> [Study text]
======

Moments after news of Friday’s Paris attack broke, a wave of racist comments hit the internet. Most of them blamed the deadly act on Muslim populations, despite the lack of any information about the people behind it.
Now can we have a serious debate about millions of Syrian refugees and how many terrorists will be in the crowd
— Newt Gingrich (@newtgingrich) November 13, 2015
How's that Syrian refugee resettlement look now? How about that mass migration into Europe? Terrorism is alive & well in the world. #No
— Rep. Jeff Duncan (@RepJeffDuncan) November 14, 2015
Unfortunately, this isn’t anything new. Muslim-blaming is a now expected reaction to any terrorism attack in the U.S. or abroad. Even though less than 2 percent of all terrorist attacks over the past five years have been “religiously motivated,” and only 6 percent of all terrorism attacks in the U.S. between 1980 and 2005 were committed by Muslims, a few events — 9/11, in particular — have spread a healthy dose of Islamophobia across the country over the past few decades.
At the same time, the population of Muslims in the U.S. has grown to more than 2.6 million. Many of them arrived in North America hoping to escape the discrimination and hate already brewing in their home country, only to be met with rampant discrimination.
Now, researchers are just beginning to explore the kind of toll that Islamophobia can take on the mental and physical health of Muslim-Americans — and it’s unsurprisingly harsh.
“Studies have shown that many Muslims not only experience religious discrimination in their daily lives, but are fully aware of their devalued position in society,” writes a group of Norwegian psychology professors in a 2012 study. Their own study found that perceived Islamophobia has a “distinct effect on Muslim minorities’ health and identification.”
Of the few studies on Muslim health that exist, most identified that daily, repetitive harassment as the biggest factor contributing to long-term mental health issues in Muslim populations.
“Workplace discrimination and ‘chronic daily hassles’, including insults, can increase risk of common mental disorders,” finds a 2005 study by the Boston University School of Medicine. “Parental stress may therefore exacerbate the effects of similar experiences Muslim children face in the school setting, such as the increased verbal and physical harassment.”
Workplace discrimination and ‘chronic daily hassles’ can increase risk of common mental disorders.
In a 2011 study on Muslim-Americans, researchers found that the vast majority of participants said they felt extremely safe prior to 9/11. Following the attack, 82 percent of them felt “extremely unsafe.” The researchers later found many of those studied developed Post-Traumatic Stress Disorder from this constant anxiety and abuse.
And a 2013 study of Muslim women in the United Kingdom who had been the victims of an Islamophobic attack found that nearly all of the women “expressed feelings of humiliation, anger, sadness, isolation, and disgust.” Some of them said they became afraid to leave their home because of this.
While it may be a subconscious act, discrimination against race and religion is also prevalent in medical settings. This factor alone can discourage many Muslims from visiting a doctor. But studies have shown that when Muslims do come in for an exam, many of the doctors they meet are unaware of Muslim beliefs when it comes to health care — and the constant stress they face in a biased country.
“Clinicians must recognize the types of microaggressions their Muslim clients may experience in their everyday lives, as well as potential microaggressions that may occur in therapy,” advises a 2012 report published in the Journal of Muslim Mental Health.
The study goes on to stress the importance of a physician understanding their own biases and stereotypes about Muslims, even if they’re entirely unintentional.

======

> [Extracted data]
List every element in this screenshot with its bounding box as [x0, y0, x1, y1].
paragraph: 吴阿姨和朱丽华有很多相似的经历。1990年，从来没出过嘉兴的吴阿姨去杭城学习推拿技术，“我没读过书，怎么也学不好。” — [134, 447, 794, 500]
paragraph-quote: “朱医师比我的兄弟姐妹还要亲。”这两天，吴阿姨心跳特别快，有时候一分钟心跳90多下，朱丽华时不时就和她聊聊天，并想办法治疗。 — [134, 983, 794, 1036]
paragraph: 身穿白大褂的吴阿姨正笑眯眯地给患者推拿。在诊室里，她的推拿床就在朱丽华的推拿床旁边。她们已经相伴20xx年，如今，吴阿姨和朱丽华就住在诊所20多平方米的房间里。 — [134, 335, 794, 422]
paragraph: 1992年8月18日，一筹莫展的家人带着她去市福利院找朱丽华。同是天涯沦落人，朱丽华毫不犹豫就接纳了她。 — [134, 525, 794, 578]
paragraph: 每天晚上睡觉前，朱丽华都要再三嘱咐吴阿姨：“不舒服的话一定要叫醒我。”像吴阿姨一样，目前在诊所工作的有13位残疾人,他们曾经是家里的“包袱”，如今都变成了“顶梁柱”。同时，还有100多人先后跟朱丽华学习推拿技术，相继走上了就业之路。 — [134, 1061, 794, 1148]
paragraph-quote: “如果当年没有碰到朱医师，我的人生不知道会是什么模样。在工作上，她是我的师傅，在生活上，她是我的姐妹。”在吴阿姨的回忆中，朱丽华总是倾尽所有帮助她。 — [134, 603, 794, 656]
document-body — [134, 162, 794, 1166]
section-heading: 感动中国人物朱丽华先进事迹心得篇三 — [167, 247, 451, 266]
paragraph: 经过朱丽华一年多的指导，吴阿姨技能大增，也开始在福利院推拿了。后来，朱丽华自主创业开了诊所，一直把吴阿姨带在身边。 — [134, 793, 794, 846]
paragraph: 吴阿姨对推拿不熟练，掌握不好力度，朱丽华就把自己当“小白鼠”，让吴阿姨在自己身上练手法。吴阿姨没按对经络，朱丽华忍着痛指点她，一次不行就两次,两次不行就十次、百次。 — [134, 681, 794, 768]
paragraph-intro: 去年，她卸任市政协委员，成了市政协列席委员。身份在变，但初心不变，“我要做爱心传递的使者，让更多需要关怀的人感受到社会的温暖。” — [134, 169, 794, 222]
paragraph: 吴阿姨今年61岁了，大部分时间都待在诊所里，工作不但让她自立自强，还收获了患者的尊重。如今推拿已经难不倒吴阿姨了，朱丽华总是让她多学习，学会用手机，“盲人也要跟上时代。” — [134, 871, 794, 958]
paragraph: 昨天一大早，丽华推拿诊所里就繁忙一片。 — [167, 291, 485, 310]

======

> [Exercise tasks]
1 – In the article on Islamophobia and Muslim health, what percentage of participants in the 2011 study felt "extremely unsafe" after 9/11?
2 – Retype the article on Islamophobia and Muslim health from "Of the few studies" up to and including "in Muslim populations.".
The lines after the article come from a separate source.

> [Answers provided]
1 – 82 percent

2 –
Of the few studies on Muslim health that exist, most identified that daily, repetitive harassment as the biggest factor contributing to long-term mental health issues in Muslim populations.